Pull every line containing the word "text" from the records.

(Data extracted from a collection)
***

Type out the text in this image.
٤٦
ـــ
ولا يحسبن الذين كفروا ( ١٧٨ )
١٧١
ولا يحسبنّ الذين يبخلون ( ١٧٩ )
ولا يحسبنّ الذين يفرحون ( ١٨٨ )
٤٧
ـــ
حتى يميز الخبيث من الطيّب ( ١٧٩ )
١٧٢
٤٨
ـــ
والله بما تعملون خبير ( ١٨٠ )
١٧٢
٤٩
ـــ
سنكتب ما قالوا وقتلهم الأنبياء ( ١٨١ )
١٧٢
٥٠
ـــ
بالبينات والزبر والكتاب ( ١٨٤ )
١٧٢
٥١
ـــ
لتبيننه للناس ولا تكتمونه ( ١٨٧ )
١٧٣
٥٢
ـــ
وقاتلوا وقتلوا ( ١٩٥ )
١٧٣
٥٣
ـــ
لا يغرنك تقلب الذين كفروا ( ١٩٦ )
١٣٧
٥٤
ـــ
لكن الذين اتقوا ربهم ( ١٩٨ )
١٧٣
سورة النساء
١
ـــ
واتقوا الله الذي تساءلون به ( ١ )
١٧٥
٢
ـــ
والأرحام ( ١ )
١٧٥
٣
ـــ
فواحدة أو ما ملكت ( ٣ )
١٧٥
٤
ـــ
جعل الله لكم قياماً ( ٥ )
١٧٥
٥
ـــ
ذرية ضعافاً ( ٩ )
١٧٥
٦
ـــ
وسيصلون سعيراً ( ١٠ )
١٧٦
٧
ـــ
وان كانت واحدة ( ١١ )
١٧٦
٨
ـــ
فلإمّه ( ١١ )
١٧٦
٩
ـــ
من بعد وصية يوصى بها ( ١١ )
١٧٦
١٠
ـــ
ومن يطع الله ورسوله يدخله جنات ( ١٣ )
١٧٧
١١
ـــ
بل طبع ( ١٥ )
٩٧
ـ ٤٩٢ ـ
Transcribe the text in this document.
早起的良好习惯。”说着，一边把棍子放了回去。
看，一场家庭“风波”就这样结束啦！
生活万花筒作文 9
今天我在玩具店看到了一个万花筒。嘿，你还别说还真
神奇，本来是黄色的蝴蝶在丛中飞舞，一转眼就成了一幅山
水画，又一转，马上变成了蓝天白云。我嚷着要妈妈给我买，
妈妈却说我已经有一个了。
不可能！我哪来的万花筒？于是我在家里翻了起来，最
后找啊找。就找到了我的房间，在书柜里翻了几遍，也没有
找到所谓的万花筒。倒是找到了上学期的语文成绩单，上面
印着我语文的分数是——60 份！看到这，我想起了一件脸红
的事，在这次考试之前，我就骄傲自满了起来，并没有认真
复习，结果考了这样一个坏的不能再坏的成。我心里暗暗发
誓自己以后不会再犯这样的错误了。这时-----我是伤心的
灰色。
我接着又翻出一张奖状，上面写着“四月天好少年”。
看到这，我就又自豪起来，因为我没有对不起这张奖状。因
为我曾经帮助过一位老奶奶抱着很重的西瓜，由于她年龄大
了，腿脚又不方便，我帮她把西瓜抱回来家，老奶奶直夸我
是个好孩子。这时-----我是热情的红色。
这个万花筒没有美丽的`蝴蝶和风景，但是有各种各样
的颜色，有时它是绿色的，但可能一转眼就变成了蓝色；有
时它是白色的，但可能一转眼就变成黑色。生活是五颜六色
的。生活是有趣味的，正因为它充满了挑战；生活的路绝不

***

• [The completed task]:
Type out the text in this image.
Transcribe the text in this document.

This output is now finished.